Stated goal> Write out each line of the material again, word for word.

Data records:
= = = =

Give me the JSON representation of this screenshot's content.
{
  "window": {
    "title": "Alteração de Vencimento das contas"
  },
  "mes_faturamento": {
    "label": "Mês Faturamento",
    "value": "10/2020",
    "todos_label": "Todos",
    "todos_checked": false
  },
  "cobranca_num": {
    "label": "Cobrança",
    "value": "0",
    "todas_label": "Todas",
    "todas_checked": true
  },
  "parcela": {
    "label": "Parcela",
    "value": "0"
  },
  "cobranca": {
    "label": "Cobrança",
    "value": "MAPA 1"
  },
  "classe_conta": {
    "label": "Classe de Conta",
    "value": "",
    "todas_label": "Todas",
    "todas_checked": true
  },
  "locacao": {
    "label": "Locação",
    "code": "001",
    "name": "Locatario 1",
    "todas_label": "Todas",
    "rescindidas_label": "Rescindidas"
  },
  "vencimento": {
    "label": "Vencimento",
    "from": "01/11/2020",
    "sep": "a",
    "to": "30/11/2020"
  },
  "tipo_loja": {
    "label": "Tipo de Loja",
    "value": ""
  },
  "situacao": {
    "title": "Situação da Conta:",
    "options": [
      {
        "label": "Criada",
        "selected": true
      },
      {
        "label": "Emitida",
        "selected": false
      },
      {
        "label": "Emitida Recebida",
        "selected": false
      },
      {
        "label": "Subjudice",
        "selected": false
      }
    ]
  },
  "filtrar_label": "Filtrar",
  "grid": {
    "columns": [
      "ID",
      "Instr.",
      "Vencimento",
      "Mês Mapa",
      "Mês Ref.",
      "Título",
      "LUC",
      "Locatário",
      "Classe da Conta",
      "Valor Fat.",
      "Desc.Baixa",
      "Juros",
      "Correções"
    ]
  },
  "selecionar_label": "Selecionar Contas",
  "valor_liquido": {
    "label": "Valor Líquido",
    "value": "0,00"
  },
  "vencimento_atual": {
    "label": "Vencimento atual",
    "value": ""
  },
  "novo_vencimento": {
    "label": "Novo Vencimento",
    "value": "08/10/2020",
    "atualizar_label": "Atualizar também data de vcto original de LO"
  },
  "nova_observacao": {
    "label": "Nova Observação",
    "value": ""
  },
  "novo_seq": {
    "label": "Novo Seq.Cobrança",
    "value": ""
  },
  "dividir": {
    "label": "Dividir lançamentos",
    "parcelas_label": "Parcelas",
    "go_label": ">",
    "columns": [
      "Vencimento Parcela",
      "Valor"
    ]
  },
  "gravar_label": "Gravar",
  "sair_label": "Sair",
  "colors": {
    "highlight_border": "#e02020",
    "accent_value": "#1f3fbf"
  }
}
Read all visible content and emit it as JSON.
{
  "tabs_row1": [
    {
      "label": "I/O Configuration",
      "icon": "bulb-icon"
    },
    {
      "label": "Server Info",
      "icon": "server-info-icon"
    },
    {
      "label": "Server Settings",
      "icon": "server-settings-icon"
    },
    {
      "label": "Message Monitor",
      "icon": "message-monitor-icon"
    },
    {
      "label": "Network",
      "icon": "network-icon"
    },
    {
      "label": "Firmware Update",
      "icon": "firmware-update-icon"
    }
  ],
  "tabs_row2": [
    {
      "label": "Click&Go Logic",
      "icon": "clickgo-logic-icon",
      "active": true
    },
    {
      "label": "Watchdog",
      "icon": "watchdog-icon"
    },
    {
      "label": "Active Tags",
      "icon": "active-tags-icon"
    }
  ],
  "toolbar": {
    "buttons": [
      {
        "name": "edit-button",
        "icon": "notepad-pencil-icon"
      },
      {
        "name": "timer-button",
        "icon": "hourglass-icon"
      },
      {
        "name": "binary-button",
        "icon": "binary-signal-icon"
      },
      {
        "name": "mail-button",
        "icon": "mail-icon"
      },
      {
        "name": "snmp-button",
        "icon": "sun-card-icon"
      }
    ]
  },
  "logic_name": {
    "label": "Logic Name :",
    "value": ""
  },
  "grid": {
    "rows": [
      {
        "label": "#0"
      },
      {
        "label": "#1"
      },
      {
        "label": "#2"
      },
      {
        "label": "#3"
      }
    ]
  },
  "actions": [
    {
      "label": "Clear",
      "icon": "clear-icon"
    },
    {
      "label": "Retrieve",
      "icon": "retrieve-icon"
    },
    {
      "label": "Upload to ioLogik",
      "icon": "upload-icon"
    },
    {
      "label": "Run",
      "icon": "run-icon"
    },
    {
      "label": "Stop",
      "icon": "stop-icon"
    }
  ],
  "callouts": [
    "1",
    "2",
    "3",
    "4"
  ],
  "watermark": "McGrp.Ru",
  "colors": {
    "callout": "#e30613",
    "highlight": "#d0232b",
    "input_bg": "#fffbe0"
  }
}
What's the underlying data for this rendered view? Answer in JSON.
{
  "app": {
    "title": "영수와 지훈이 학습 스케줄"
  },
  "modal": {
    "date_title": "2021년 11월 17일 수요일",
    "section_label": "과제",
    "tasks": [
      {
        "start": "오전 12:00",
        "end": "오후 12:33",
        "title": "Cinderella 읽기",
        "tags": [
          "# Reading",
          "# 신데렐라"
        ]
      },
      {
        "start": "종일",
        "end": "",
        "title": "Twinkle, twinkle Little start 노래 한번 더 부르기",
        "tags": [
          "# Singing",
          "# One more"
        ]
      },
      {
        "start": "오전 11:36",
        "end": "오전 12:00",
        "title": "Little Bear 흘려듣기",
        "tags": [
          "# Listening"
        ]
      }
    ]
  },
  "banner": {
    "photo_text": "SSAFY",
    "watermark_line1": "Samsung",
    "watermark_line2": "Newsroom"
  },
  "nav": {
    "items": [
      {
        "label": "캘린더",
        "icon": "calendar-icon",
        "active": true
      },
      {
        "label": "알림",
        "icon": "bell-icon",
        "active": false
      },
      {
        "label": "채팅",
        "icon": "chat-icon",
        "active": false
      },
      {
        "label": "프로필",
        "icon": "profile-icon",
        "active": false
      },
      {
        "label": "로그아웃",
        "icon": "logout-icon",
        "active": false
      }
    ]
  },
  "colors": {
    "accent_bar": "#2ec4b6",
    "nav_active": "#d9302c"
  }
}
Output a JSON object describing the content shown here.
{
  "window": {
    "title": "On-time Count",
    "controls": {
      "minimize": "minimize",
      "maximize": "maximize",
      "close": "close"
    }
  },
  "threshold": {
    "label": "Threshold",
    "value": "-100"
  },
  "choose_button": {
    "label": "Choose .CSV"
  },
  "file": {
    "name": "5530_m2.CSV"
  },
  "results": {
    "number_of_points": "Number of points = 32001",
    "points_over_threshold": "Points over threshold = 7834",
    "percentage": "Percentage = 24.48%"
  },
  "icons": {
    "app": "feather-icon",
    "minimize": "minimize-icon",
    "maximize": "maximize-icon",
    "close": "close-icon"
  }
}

= = = =

Response to this exercise>
Give me the JSON representation of this screenshot's content.
{
  "window": {
    "title": "Alteração de Vencimento das contas"
  },
  "mes_faturamento": {
    "label": "Mês Faturamento",
    "value": "10/2020",
    "todos_label": "Todos",
    "todos_checked": false
  },
  "cobranca_num": {
    "label": "Cobrança",
    "value": "0",
    "todas_label": "Todas",
    "todas_checked": true
  },
  "parcela": {
    "label": "Parcela",
    "value": "0"
  },
  "cobranca": {
    "label": "Cobrança",
    "value": "MAPA 1"
  },
  "classe_conta": {
    "label": "Classe de Conta",
    "value": "",
    "todas_label": "Todas",
    "todas_checked": true
  },
  "locacao": {
    "label": "Locação",
    "code": "001",
    "name": "Locatario 1",
    "todas_label": "Todas",
    "rescindidas_label": "Rescindidas"
  },
  "vencimento": {
    "label": "Vencimento",
    "from": "01/11/2020",
    "sep": "a",
    "to": "30/11/2020"
  },
  "tipo_loja": {
    "label": "Tipo de Loja",
    "value": ""
  },
  "situacao": {
    "title": "Situação da Conta:",
    "options": [
      {
        "label": "Criada",
        "selected": true
      },
      {
        "label": "Emitida",
        "selected": false
      },
      {
        "label": "Emitida Recebida",
        "selected": false
      },
      {
        "label": "Subjudice",
        "selected": false
      }
    ]
  },
  "filtrar_label": "Filtrar",
  "grid": {
    "columns": [
      "ID",
      "Instr.",
      "Vencimento",
      "Mês Mapa",
      "Mês Ref.",
      "Título",
      "LUC",
      "Locatário",
      "Classe da Conta",
      "Valor Fat.",
      "Desc.Baixa",
      "Juros",
      "Correções"
    ]
  },
  "selecionar_label": "Selecionar Contas",
  "valor_liquido": {
    "label": "Valor Líquido",
    "value": "0,00"
  },
  "vencimento_atual": {
    "label": "Vencimento atual",
    "value": ""
  },
  "novo_vencimento": {
    "label": "Novo Vencimento",
    "value": "08/10/2020",
    "atualizar_label": "Atualizar também data de vcto original de LO"
  },
  "nova_observacao": {
    "label": "Nova Observação",
    "value": ""
  },
  "novo_seq": {
    "label": "Novo Seq.Cobrança",
    "value": ""
  },
  "dividir": {
    "label": "Dividir lançamentos",
    "parcelas_label": "Parcelas",
    "go_label": ">",
    "columns": [
      "Vencimento Parcela",
      "Valor"
    ]
  },
  "gravar_label": "Gravar",
  "sair_label": "Sair",
  "colors": {
    "highlight_border": "#e02020",
    "accent_value": "#1f3fbf"
  }
}
Read all visible content and emit it as JSON.
{
  "tabs_row1": [
    {
      "label": "I/O Configuration",
      "icon": "bulb-icon"
    },
    {
      "label": "Server Info",
      "icon": "server-info-icon"
    },
    {
      "label": "Server Settings",
      "icon": "server-settings-icon"
    },
    {
      "label": "Message Monitor",
      "icon": "message-monitor-icon"
    },
    {
      "label": "Network",
      "icon": "network-icon"
    },
    {
      "label": "Firmware Update",
      "icon": "firmware-update-icon"
    }
  ],
  "tabs_row2": [
    {
      "label": "Click&Go Logic",
      "icon": "clickgo-logic-icon",
      "active": true
    },
    {
      "label": "Watchdog",
      "icon": "watchdog-icon"
    },
    {
      "label": "Active Tags",
      "icon": "active-tags-icon"
    }
  ],
  "toolbar": {
    "buttons": [
      {
        "name": "edit-button",
        "icon": "notepad-pencil-icon"
      },
      {
        "name": "timer-button",
        "icon": "hourglass-icon"
      },
      {
        "name": "binary-button",
        "icon": "binary-signal-icon"
      },
      {
        "name": "mail-button",
        "icon": "mail-icon"
      },
      {
        "name": "snmp-button",
        "icon": "sun-card-icon"
      }
    ]
  },
  "logic_name": {
    "label": "Logic Name :",
    "value": ""
  },
  "grid": {
    "rows": [
      {
        "label": "#0"
      },
      {
        "label": "#1"
      },
      {
        "label": "#2"
      },
      {
        "label": "#3"
      }
    ]
  },
  "actions": [
    {
      "label": "Clear",
      "icon": "clear-icon"
    },
    {
      "label": "Retrieve",
      "icon": "retrieve-icon"
    },
    {
      "label": "Upload to ioLogik",
      "icon": "upload-icon"
    },
    {
      "label": "Run",
      "icon": "run-icon"
    },
    {
      "label": "Stop",
      "icon": "stop-icon"
    }
  ],
  "callouts": [
    "1",
    "2",
    "3",
    "4"
  ],
  "watermark": "McGrp.Ru",
  "colors": {
    "callout": "#e30613",
    "highlight": "#d0232b",
    "input_bg": "#fffbe0"
  }
}
What's the underlying data for this rendered view? Answer in JSON.
{
  "app": {
    "title": "영수와 지훈이 학습 스케줄"
  },
  "modal": {
    "date_title": "2021년 11월 17일 수요일",
    "section_label": "과제",
    "tasks": [
      {
        "start": "오전 12:00",
        "end": "오후 12:33",
        "title": "Cinderella 읽기",
        "tags": [
          "# Reading",
          "# 신데렐라"
        ]
      },
      {
        "start": "종일",
        "end": "",
        "title": "Twinkle, twinkle Little start 노래 한번 더 부르기",
        "tags": [
          "# Singing",
          "# One more"
        ]
      },
      {
        "start": "오전 11:36",
        "end": "오전 12:00",
        "title": "Little Bear 흘려듣기",
        "tags": [
          "# Listening"
        ]
      }
    ]
  },
  "banner": {
    "photo_text": "SSAFY",
    "watermark_line1": "Samsung",
    "watermark_line2": "Newsroom"
  },
  "nav": {
    "items": [
      {
        "label": "캘린더",
        "icon": "calendar-icon",
        "active": true
      },
      {
        "label": "알림",
        "icon": "bell-icon",
        "active": false
      },
      {
        "label": "채팅",
        "icon": "chat-icon",
        "active": false
      },
      {
        "label": "프로필",
        "icon": "profile-icon",
        "active": false
      },
      {
        "label": "로그아웃",
        "icon": "logout-icon",
        "active": false
      }
    ]
  },
  "colors": {
    "accent_bar": "#2ec4b6",
    "nav_active": "#d9302c"
  }
}
Output a JSON object describing the content shown here.
{
  "window": {
    "title": "On-time Count",
    "controls": {
      "minimize": "minimize",
      "maximize": "maximize",
      "close": "close"
    }
  },
  "threshold": {
    "label": "Threshold",
    "value": "-100"
  },
  "choose_button": {
    "label": "Choose .CSV"
  },
  "file": {
    "name": "5530_m2.CSV"
  },
  "results": {
    "number_of_points": "Number of points = 32001",
    "points_over_threshold": "Points over threshold = 7834",
    "percentage": "Percentage = 24.48%"
  },
  "icons": {
    "app": "feather-icon",
    "minimize": "minimize-icon",
    "maximize": "maximize-icon",
    "close": "close-icon"
  }
}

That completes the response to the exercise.